*WHAT TO WORK ON*:
Copy the rows from the start of the records through the line that contains "indent-size-select: indent size: 2", both ends included, reproducing them verbatim.

-- MATERIAL SUPPLIED start --

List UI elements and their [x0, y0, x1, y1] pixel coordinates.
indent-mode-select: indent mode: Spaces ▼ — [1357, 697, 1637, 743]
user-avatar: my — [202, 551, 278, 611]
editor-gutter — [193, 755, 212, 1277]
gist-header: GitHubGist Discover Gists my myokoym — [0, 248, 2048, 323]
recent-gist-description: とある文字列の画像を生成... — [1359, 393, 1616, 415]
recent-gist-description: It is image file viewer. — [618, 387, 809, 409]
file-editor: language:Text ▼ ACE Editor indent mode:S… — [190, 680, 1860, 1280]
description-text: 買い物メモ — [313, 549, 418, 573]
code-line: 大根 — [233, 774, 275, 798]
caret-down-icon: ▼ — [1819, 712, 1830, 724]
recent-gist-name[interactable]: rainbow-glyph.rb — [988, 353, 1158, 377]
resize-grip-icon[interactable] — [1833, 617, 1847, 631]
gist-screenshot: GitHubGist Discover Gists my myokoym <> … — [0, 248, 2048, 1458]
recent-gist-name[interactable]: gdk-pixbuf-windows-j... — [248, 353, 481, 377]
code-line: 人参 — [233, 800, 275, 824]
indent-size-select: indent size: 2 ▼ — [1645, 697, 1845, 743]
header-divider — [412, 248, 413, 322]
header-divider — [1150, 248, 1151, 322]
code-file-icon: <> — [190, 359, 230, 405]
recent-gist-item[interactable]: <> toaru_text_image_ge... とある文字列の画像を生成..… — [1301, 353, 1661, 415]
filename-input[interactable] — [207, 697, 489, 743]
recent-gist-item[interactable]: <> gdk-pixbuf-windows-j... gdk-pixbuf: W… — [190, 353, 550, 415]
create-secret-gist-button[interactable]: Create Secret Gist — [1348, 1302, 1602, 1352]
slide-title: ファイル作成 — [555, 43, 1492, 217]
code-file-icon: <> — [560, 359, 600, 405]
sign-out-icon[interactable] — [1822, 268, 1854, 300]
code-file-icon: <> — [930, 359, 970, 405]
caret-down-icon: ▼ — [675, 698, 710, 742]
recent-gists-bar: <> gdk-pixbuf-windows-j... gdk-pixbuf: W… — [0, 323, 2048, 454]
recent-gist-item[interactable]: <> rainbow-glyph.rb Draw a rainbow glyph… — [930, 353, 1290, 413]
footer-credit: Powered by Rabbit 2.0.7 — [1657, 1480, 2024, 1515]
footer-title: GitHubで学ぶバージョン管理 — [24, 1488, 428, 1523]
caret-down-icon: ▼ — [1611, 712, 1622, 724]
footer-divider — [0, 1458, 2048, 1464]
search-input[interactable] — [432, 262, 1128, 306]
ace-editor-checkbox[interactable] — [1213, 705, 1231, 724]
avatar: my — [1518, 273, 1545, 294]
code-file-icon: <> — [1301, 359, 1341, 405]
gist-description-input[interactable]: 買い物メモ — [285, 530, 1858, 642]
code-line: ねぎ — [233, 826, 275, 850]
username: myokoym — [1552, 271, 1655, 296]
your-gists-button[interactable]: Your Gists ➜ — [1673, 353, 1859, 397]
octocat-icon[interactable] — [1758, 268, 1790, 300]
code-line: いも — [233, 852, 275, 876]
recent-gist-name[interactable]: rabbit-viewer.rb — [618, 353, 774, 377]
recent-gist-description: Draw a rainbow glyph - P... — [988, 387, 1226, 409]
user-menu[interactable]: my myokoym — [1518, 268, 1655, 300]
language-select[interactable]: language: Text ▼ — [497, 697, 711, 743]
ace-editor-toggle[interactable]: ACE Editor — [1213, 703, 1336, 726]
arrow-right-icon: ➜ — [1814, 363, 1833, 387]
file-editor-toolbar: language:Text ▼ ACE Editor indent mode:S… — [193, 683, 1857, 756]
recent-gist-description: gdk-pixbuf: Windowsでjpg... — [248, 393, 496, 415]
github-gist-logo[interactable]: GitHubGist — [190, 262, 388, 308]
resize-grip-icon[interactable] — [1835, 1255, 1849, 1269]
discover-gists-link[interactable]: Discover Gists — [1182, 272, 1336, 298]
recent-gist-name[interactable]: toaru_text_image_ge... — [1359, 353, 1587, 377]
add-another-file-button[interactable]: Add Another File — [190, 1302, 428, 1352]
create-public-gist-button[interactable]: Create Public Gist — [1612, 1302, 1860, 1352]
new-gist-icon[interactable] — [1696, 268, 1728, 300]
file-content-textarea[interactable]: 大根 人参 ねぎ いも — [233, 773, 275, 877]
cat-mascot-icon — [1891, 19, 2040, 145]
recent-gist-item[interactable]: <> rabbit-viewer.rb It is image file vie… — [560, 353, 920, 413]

-- MATERIAL SUPPLIED end --

*ANSWER IN FULL*:
List UI elements and their [x0, y0, x1, y1] pixel coordinates.
indent-mode-select: indent mode: Spaces ▼ — [1357, 697, 1637, 743]
user-avatar: my — [202, 551, 278, 611]
editor-gutter — [193, 755, 212, 1277]
gist-header: GitHubGist Discover Gists my myokoym — [0, 248, 2048, 323]
recent-gist-description: とある文字列の画像を生成... — [1359, 393, 1616, 415]
recent-gist-description: It is image file viewer. — [618, 387, 809, 409]
file-editor: language:Text ▼ ACE Editor indent mode:S… — [190, 680, 1860, 1280]
description-text: 買い物メモ — [313, 549, 418, 573]
code-line: 大根 — [233, 774, 275, 798]
caret-down-icon: ▼ — [1819, 712, 1830, 724]
recent-gist-name[interactable]: rainbow-glyph.rb — [988, 353, 1158, 377]
resize-grip-icon[interactable] — [1833, 617, 1847, 631]
gist-screenshot: GitHubGist Discover Gists my myokoym <> … — [0, 248, 2048, 1458]
recent-gist-name[interactable]: gdk-pixbuf-windows-j... — [248, 353, 481, 377]
code-line: 人参 — [233, 800, 275, 824]
indent-size-select: indent size: 2 ▼ — [1645, 697, 1845, 743]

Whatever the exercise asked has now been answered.